:: Set task ::
Copy each line below without leaving any out.

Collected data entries
************

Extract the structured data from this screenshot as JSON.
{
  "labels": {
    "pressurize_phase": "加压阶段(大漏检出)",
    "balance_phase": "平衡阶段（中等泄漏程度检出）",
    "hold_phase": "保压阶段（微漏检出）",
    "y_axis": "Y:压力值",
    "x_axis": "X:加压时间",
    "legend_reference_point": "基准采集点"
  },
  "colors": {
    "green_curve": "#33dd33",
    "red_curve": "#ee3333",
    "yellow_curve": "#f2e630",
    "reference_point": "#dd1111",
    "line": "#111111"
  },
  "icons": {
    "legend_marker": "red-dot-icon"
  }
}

************

:: Response to the exercise ::
Extract the structured data from this screenshot as JSON.
{
  "labels": {
    "pressurize_phase": "加压阶段(大漏检出)",
    "balance_phase": "平衡阶段（中等泄漏程度检出）",
    "hold_phase": "保压阶段（微漏检出）",
    "y_axis": "Y:压力值",
    "x_axis": "X:加压时间",
    "legend_reference_point": "基准采集点"
  },
  "colors": {
    "green_curve": "#33dd33",
    "red_curve": "#ee3333",
    "yellow_curve": "#f2e630",
    "reference_point": "#dd1111",
    "line": "#111111"
  },
  "icons": {
    "legend_marker": "red-dot-icon"
  }
}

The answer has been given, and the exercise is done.